(Items from a figure collection)
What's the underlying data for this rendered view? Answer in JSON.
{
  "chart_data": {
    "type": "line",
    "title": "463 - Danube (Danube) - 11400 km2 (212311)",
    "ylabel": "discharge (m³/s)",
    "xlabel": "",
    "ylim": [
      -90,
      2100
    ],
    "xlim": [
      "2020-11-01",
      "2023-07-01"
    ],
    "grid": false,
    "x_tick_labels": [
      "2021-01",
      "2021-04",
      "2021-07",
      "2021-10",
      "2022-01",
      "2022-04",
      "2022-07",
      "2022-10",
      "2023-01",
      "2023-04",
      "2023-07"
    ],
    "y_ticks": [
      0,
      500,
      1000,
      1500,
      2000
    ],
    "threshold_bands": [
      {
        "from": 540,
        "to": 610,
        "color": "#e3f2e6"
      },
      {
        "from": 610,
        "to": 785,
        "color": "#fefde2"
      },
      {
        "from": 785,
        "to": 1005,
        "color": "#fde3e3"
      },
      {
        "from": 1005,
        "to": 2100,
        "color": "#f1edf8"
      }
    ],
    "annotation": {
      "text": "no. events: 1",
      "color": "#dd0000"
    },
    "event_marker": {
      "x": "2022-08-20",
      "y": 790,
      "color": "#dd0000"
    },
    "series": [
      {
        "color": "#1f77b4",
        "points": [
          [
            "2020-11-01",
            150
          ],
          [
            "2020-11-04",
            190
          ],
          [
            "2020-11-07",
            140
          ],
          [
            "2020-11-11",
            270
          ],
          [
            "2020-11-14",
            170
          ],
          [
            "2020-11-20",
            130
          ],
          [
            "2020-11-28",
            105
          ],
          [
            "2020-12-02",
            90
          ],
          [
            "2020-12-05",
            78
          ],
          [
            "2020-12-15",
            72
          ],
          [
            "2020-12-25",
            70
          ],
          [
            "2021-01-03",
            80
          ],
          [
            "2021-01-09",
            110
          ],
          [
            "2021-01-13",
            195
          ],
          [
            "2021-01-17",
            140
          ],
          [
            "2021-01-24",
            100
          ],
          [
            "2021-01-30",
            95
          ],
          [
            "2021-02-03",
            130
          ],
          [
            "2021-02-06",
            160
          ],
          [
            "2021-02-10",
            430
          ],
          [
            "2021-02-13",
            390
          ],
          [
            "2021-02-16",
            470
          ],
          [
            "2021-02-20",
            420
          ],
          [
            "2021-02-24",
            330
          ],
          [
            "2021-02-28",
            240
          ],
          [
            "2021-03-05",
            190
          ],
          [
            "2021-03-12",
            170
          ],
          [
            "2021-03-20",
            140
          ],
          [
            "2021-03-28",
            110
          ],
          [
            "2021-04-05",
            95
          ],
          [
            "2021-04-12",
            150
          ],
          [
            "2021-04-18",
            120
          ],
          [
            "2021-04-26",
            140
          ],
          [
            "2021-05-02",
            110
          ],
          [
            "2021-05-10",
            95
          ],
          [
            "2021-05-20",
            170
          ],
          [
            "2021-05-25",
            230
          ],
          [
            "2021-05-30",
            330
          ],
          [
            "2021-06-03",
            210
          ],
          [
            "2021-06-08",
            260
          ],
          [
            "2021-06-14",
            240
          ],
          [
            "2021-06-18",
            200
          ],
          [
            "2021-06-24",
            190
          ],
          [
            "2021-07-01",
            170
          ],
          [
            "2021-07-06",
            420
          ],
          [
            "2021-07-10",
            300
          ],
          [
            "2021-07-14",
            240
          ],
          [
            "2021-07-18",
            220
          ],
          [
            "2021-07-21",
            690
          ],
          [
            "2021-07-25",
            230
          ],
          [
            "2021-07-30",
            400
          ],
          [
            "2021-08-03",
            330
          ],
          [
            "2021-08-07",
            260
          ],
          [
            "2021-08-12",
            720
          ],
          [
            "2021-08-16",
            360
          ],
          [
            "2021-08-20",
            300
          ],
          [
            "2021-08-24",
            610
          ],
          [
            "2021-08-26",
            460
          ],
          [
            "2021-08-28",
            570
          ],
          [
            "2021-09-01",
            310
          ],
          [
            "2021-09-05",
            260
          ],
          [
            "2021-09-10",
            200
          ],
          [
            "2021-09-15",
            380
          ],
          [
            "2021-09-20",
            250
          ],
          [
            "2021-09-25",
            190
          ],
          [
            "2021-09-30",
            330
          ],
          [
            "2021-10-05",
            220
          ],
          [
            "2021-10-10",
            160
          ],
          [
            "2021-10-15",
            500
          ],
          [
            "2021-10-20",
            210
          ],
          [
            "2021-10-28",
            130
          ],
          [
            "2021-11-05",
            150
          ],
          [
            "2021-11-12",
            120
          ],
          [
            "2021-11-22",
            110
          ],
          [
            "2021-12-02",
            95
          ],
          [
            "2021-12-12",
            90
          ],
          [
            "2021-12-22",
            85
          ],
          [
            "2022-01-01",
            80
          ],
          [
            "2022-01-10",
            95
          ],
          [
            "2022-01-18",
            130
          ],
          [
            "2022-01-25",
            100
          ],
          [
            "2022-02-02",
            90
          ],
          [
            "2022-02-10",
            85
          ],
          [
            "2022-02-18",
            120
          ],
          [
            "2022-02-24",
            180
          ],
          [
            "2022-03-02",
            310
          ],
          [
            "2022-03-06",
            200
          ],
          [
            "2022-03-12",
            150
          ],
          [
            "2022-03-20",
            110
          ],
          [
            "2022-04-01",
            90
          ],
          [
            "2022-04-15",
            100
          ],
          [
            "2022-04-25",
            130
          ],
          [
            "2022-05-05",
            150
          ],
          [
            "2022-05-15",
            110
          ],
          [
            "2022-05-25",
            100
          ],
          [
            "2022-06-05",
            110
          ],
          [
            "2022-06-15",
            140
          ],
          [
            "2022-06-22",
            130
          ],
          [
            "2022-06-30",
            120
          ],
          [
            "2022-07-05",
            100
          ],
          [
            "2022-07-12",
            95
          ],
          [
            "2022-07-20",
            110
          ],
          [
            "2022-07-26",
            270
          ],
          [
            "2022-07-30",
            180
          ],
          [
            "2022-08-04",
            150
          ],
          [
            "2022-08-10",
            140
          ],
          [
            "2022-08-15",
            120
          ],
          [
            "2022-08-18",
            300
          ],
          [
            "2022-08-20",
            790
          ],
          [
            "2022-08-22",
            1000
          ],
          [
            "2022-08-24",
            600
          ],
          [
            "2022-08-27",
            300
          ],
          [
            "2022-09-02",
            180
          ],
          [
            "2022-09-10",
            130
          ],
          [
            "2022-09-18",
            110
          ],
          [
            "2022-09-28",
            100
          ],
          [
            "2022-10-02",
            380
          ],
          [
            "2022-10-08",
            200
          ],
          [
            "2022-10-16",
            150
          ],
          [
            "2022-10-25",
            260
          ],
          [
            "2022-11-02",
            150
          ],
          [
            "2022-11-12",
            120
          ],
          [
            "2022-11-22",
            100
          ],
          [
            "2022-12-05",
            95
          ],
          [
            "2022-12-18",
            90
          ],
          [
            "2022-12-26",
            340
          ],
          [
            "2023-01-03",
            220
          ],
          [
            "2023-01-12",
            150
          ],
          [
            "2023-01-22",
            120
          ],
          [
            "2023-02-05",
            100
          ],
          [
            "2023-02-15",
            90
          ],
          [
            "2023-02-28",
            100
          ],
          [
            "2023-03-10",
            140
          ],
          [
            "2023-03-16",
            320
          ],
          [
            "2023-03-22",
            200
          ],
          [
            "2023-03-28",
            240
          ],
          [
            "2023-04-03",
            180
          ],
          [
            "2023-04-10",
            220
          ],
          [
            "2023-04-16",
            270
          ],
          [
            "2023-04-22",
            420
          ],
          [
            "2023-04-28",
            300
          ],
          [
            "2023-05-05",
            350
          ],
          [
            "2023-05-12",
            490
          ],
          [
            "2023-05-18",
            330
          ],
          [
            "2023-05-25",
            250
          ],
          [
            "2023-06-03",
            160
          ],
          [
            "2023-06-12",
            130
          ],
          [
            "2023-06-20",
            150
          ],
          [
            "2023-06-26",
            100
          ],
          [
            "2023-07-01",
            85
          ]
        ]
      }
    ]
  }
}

→ Task to carry out
Show every line from the entries above in which the word "color" appears.

→ Answer to the exercise
        "color": "#e3f2e6"
        "color": "#fefde2"
        "color": "#fde3e3"
        "color": "#f1edf8"
      "color": "#dd0000"
      "color": "#dd0000"
        "color": "#1f77b4",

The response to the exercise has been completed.